_Exercise directions_
Only the lines from the one containing "Extract the structured" to the end of the material are to be copied, exactly and in full; images stay out.

_Provided records_
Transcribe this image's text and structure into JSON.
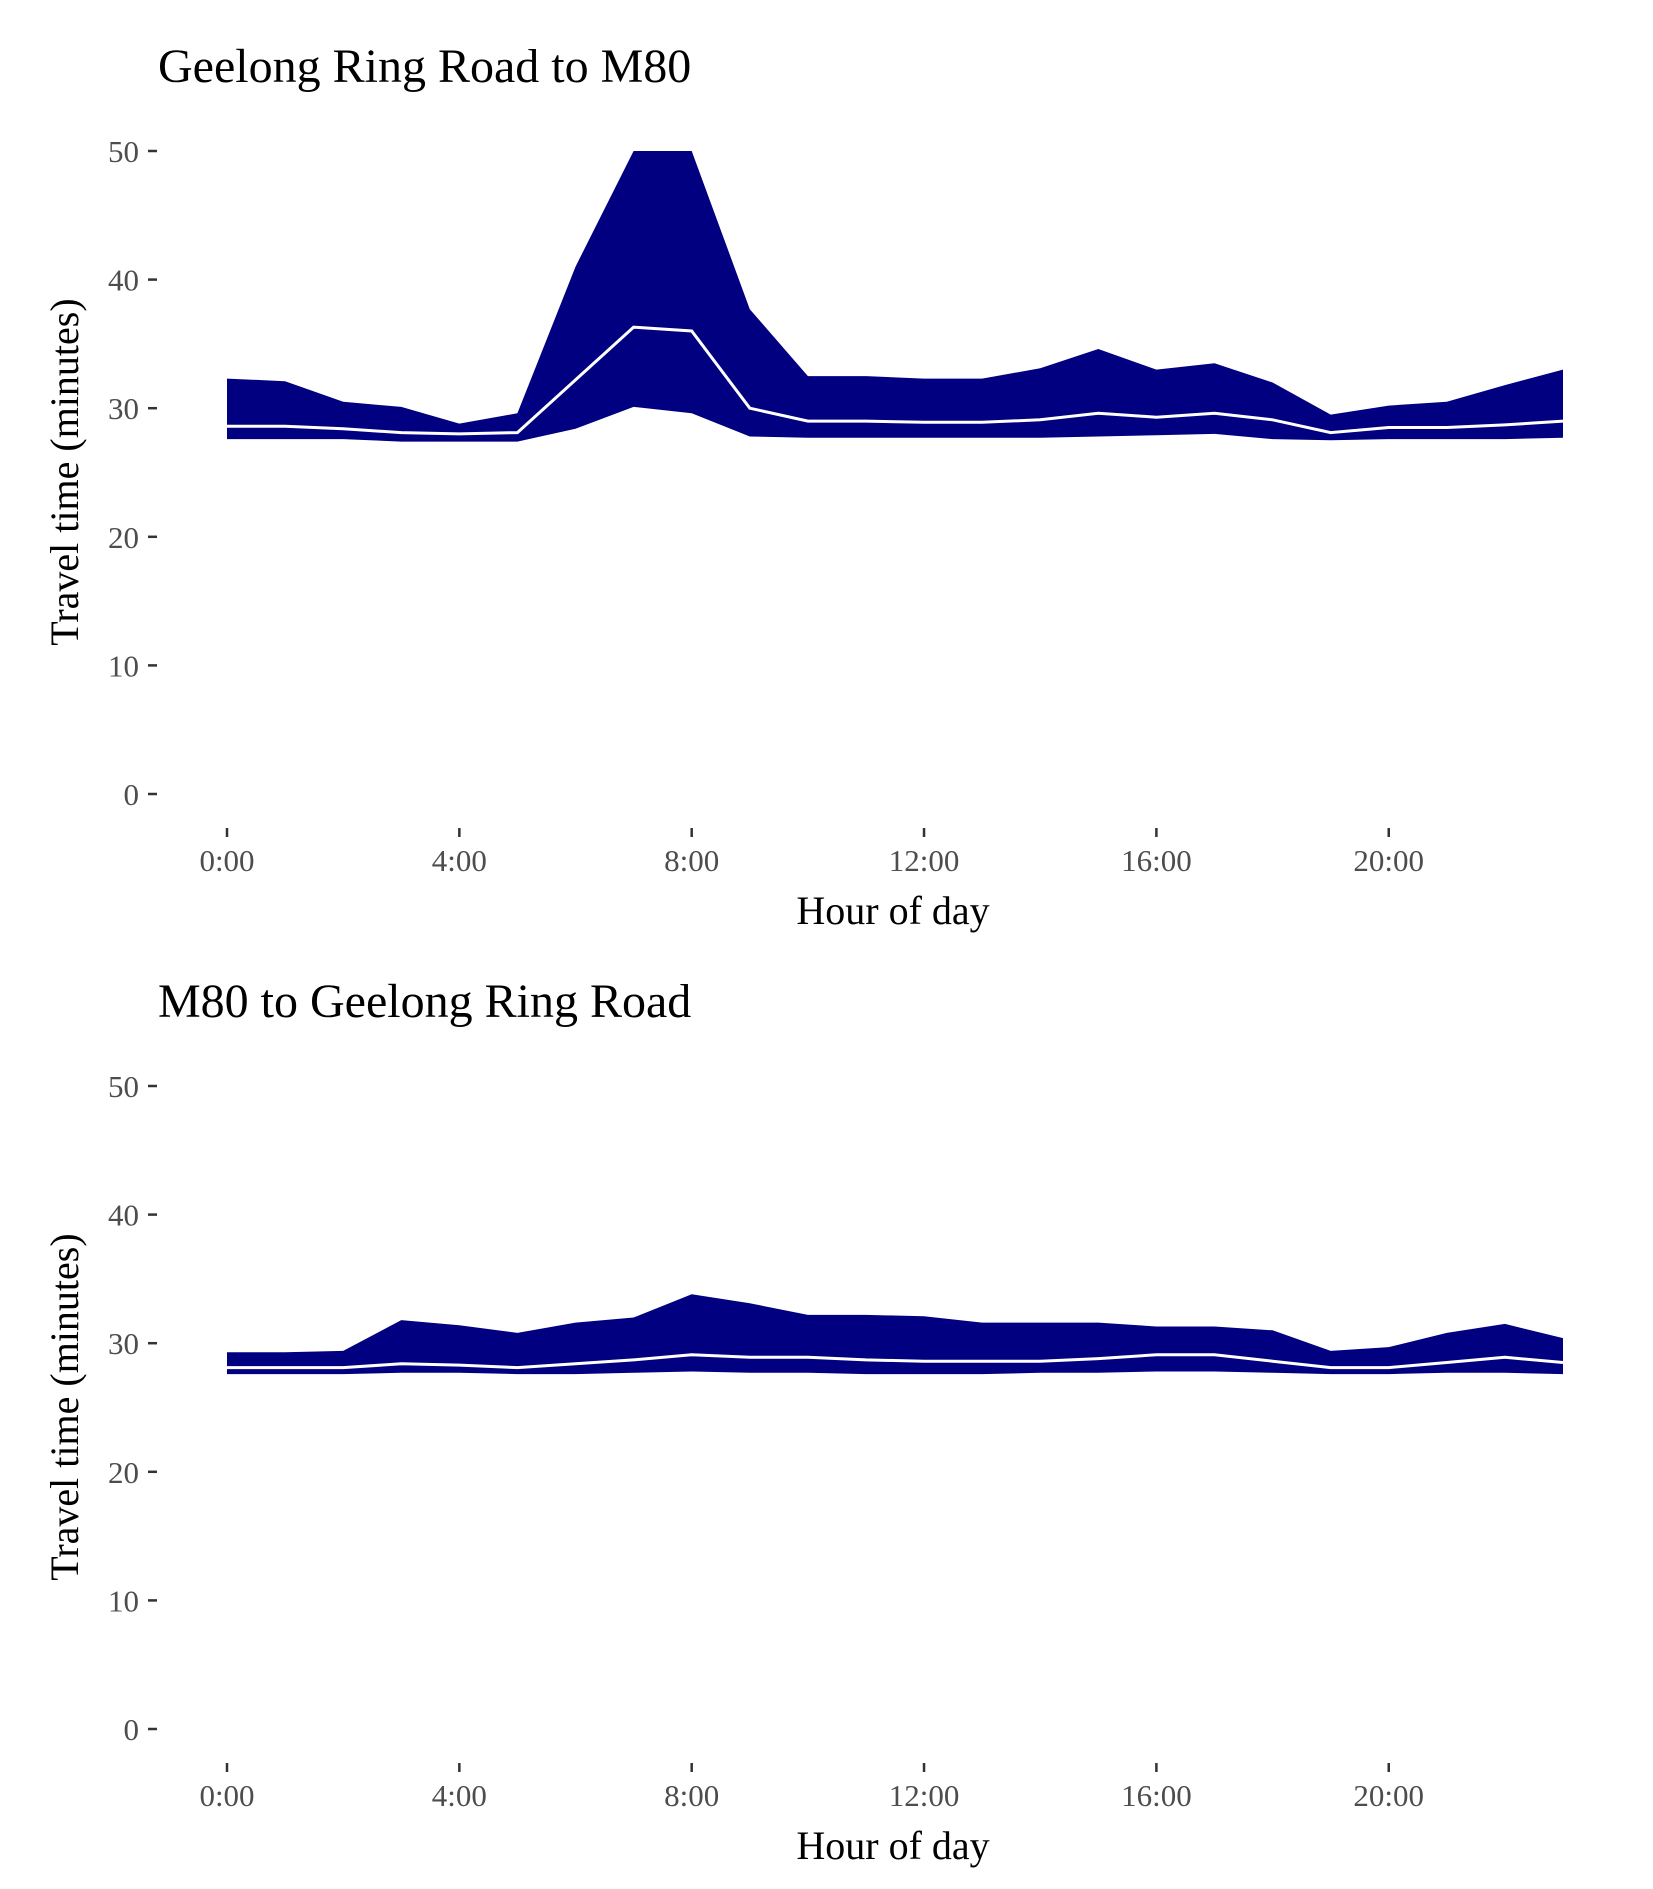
{
  "chart_data": [
    {
      "type": "area",
      "title": "Geelong Ring Road to M80",
      "xlabel": "Hour of day",
      "ylabel": "Travel time (minutes)",
      "ylim": [
        0,
        50
      ],
      "xlim": [
        0,
        23
      ],
      "x_ticks": [
        {
          "value": 0,
          "label": "0:00"
        },
        {
          "value": 4,
          "label": "4:00"
        },
        {
          "value": 8,
          "label": "8:00"
        },
        {
          "value": 12,
          "label": "12:00"
        },
        {
          "value": 16,
          "label": "16:00"
        },
        {
          "value": 20,
          "label": "20:00"
        }
      ],
      "y_ticks": [
        {
          "value": 0,
          "label": "0"
        },
        {
          "value": 10,
          "label": "10"
        },
        {
          "value": 20,
          "label": "20"
        },
        {
          "value": 30,
          "label": "30"
        },
        {
          "value": 40,
          "label": "40"
        },
        {
          "value": 50,
          "label": "50"
        }
      ],
      "x": [
        0,
        1,
        2,
        3,
        4,
        5,
        6,
        7,
        8,
        9,
        10,
        11,
        12,
        13,
        14,
        15,
        16,
        17,
        18,
        19,
        20,
        21,
        22,
        23
      ],
      "series": [
        {
          "role": "upper",
          "values": [
            32.3,
            32.1,
            30.5,
            30.1,
            28.8,
            29.6,
            41.0,
            50.0,
            50.0,
            37.7,
            32.5,
            32.5,
            32.3,
            32.3,
            33.1,
            34.6,
            33.0,
            33.5,
            32.0,
            29.5,
            30.2,
            30.5,
            31.8,
            33.0
          ]
        },
        {
          "role": "median",
          "values": [
            28.6,
            28.6,
            28.4,
            28.1,
            28.0,
            28.1,
            32.2,
            36.3,
            36.0,
            30.0,
            29.0,
            29.0,
            28.9,
            28.9,
            29.1,
            29.6,
            29.3,
            29.6,
            29.1,
            28.1,
            28.5,
            28.5,
            28.7,
            29.0
          ]
        },
        {
          "role": "lower",
          "values": [
            27.6,
            27.6,
            27.6,
            27.4,
            27.4,
            27.4,
            28.4,
            30.1,
            29.6,
            27.8,
            27.7,
            27.7,
            27.7,
            27.7,
            27.7,
            27.8,
            27.9,
            28.0,
            27.6,
            27.5,
            27.6,
            27.6,
            27.6,
            27.7
          ]
        }
      ],
      "colors": {
        "band": "#000080",
        "median": "#ffffff"
      }
    },
    {
      "type": "area",
      "title": "M80 to Geelong Ring Road",
      "xlabel": "Hour of day",
      "ylabel": "Travel time (minutes)",
      "ylim": [
        0,
        50
      ],
      "xlim": [
        0,
        23
      ],
      "x_ticks": [
        {
          "value": 0,
          "label": "0:00"
        },
        {
          "value": 4,
          "label": "4:00"
        },
        {
          "value": 8,
          "label": "8:00"
        },
        {
          "value": 12,
          "label": "12:00"
        },
        {
          "value": 16,
          "label": "16:00"
        },
        {
          "value": 20,
          "label": "20:00"
        }
      ],
      "y_ticks": [
        {
          "value": 0,
          "label": "0"
        },
        {
          "value": 10,
          "label": "10"
        },
        {
          "value": 20,
          "label": "20"
        },
        {
          "value": 30,
          "label": "30"
        },
        {
          "value": 40,
          "label": "40"
        },
        {
          "value": 50,
          "label": "50"
        }
      ],
      "x": [
        0,
        1,
        2,
        3,
        4,
        5,
        6,
        7,
        8,
        9,
        10,
        11,
        12,
        13,
        14,
        15,
        16,
        17,
        18,
        19,
        20,
        21,
        22,
        23
      ],
      "series": [
        {
          "role": "upper",
          "values": [
            29.3,
            29.3,
            29.4,
            31.8,
            31.4,
            30.8,
            31.6,
            32.0,
            33.8,
            33.1,
            32.2,
            32.2,
            32.1,
            31.6,
            31.6,
            31.6,
            31.3,
            31.3,
            31.0,
            29.4,
            29.7,
            30.8,
            31.5,
            30.4
          ]
        },
        {
          "role": "median",
          "values": [
            28.1,
            28.1,
            28.1,
            28.4,
            28.3,
            28.1,
            28.4,
            28.7,
            29.1,
            28.9,
            28.9,
            28.7,
            28.6,
            28.6,
            28.6,
            28.8,
            29.1,
            29.1,
            28.6,
            28.1,
            28.1,
            28.5,
            28.9,
            28.5
          ]
        },
        {
          "role": "lower",
          "values": [
            27.6,
            27.6,
            27.6,
            27.7,
            27.7,
            27.6,
            27.6,
            27.7,
            27.8,
            27.7,
            27.7,
            27.6,
            27.6,
            27.6,
            27.7,
            27.7,
            27.8,
            27.8,
            27.7,
            27.6,
            27.6,
            27.7,
            27.7,
            27.6
          ]
        }
      ],
      "colors": {
        "band": "#000080",
        "median": "#ffffff"
      }
    }
  ]
}
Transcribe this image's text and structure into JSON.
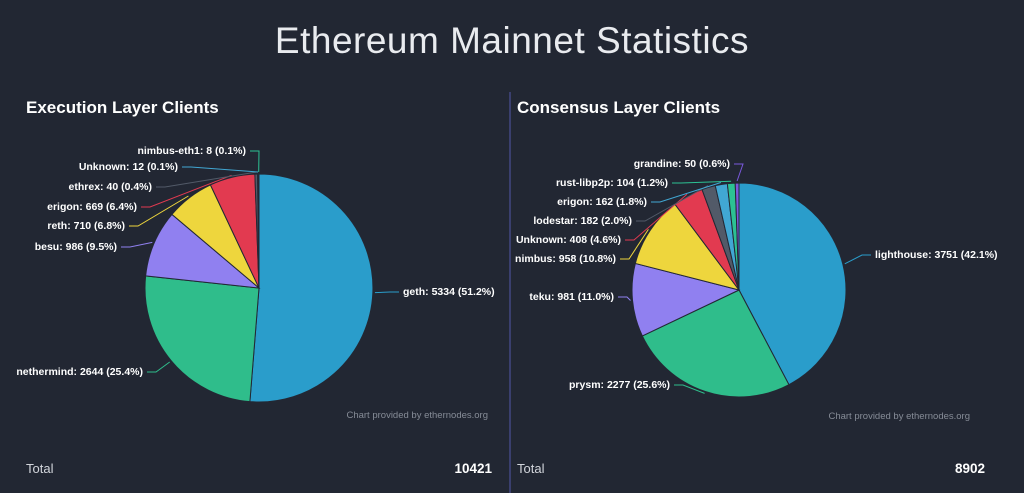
{
  "page": {
    "title": "Ethereum Mainnet Statistics",
    "background": "#222733",
    "divider_color": "#3a3f6e"
  },
  "panels": [
    {
      "title": "Execution Layer Clients",
      "credit": "Chart provided by ethernodes.org",
      "total_label": "Total",
      "total_value": "10421"
    },
    {
      "title": "Consensus Layer Clients",
      "credit": "Chart provided by ethernodes.org",
      "total_label": "Total",
      "total_value": "8902"
    }
  ],
  "chart_data": [
    {
      "type": "pie",
      "title": "Execution Layer Clients",
      "total_displayed": 10421,
      "label_format": "{name}: {value} ({pct}%)",
      "legend_position": "none",
      "slices": [
        {
          "name": "geth",
          "value": 5334,
          "pct": "51.2",
          "color": "#2a9dcb"
        },
        {
          "name": "nethermind",
          "value": 2644,
          "pct": "25.4",
          "color": "#2fbd8b"
        },
        {
          "name": "besu",
          "value": 986,
          "pct": "9.5",
          "color": "#9080f0"
        },
        {
          "name": "reth",
          "value": 710,
          "pct": "6.8",
          "color": "#eed63d"
        },
        {
          "name": "erigon",
          "value": 669,
          "pct": "6.4",
          "color": "#e23a50"
        },
        {
          "name": "ethrex",
          "value": 40,
          "pct": "0.4",
          "color": "#525a68"
        },
        {
          "name": "Unknown",
          "value": 12,
          "pct": "0.1",
          "color": "#41a7d3"
        },
        {
          "name": "nimbus-eth1",
          "value": 8,
          "pct": "0.1",
          "color": "#2cc193"
        }
      ]
    },
    {
      "type": "pie",
      "title": "Consensus Layer Clients",
      "total_displayed": 8902,
      "label_format": "{name}: {value} ({pct}%)",
      "legend_position": "none",
      "slices": [
        {
          "name": "lighthouse",
          "value": 3751,
          "pct": "42.1",
          "color": "#2a9dcb"
        },
        {
          "name": "prysm",
          "value": 2277,
          "pct": "25.6",
          "color": "#2fbd8b"
        },
        {
          "name": "teku",
          "value": 981,
          "pct": "11.0",
          "color": "#9080f0"
        },
        {
          "name": "nimbus",
          "value": 958,
          "pct": "10.8",
          "color": "#eed63d"
        },
        {
          "name": "Unknown",
          "value": 408,
          "pct": "4.6",
          "color": "#e23a50"
        },
        {
          "name": "lodestar",
          "value": 182,
          "pct": "2.0",
          "color": "#525a68"
        },
        {
          "name": "erigon",
          "value": 162,
          "pct": "1.8",
          "color": "#41a7d3"
        },
        {
          "name": "rust-libp2p",
          "value": 104,
          "pct": "1.2",
          "color": "#2cc193"
        },
        {
          "name": "grandine",
          "value": 50,
          "pct": "0.6",
          "color": "#7a58dd"
        }
      ]
    }
  ]
}
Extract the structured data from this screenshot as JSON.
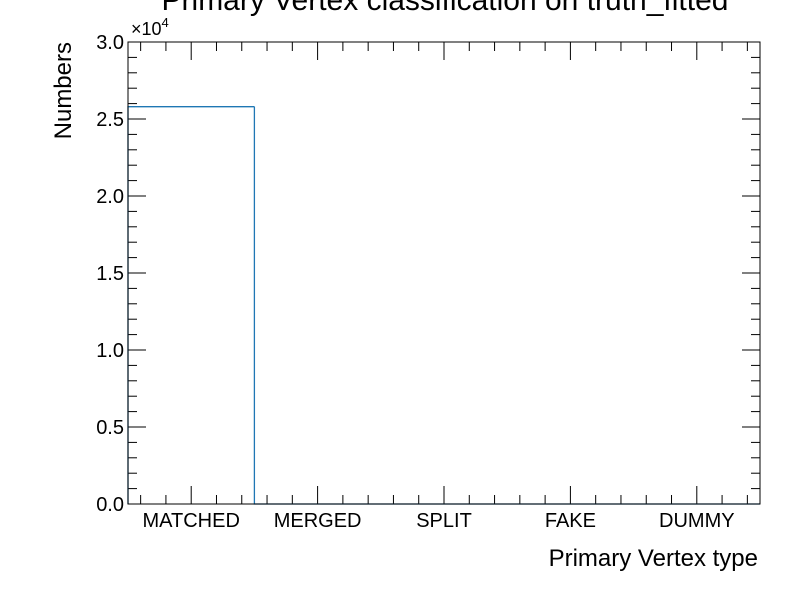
{
  "chart_data": {
    "type": "bar",
    "title": "Primary Vertex classification on truth_fitted",
    "xlabel": "Primary Vertex type",
    "ylabel": "Numbers",
    "categories": [
      "MATCHED",
      "MERGED",
      "SPLIT",
      "FAKE",
      "DUMMY"
    ],
    "values": [
      25800,
      0,
      0,
      0,
      0
    ],
    "ylim": [
      0,
      30000
    ],
    "y_ticks": [
      0.0,
      0.5,
      1.0,
      1.5,
      2.0,
      2.5,
      3.0
    ],
    "y_tick_labels": [
      "0.0",
      "0.5",
      "1.0",
      "1.5",
      "2.0",
      "2.5",
      "3.0"
    ],
    "y_multiplier_base": "×10",
    "y_multiplier_exp": "4",
    "style": "step-histogram",
    "grid": false,
    "series_color": "#1f77b4"
  }
}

_Written answer_
Extract the structured data from this screenshot as JSON.
{
  "chart_data": {
    "type": "bar",
    "title": "Primary Vertex classification on truth_fitted",
    "xlabel": "Primary Vertex type",
    "ylabel": "Numbers",
    "categories": [
      "MATCHED",
      "MERGED",
      "SPLIT",
      "FAKE",
      "DUMMY"
    ],
    "values": [
      25800,
      0,
      0,
      0,
      0
    ],
    "ylim": [
      0,
      30000
    ],
    "y_ticks": [
      0.0,
      0.5,
      1.0,
      1.5,
      2.0,
      2.5,
      3.0
    ],
    "y_tick_labels": [
      "0.0",
      "0.5",
      "1.0",
      "1.5",
      "2.0",
      "2.5",
      "3.0"
    ],
    "y_multiplier_base": "×10",
    "y_multiplier_exp": "4",
    "style": "step-histogram",
    "grid": false,
    "series_color": "#1f77b4"
  }
}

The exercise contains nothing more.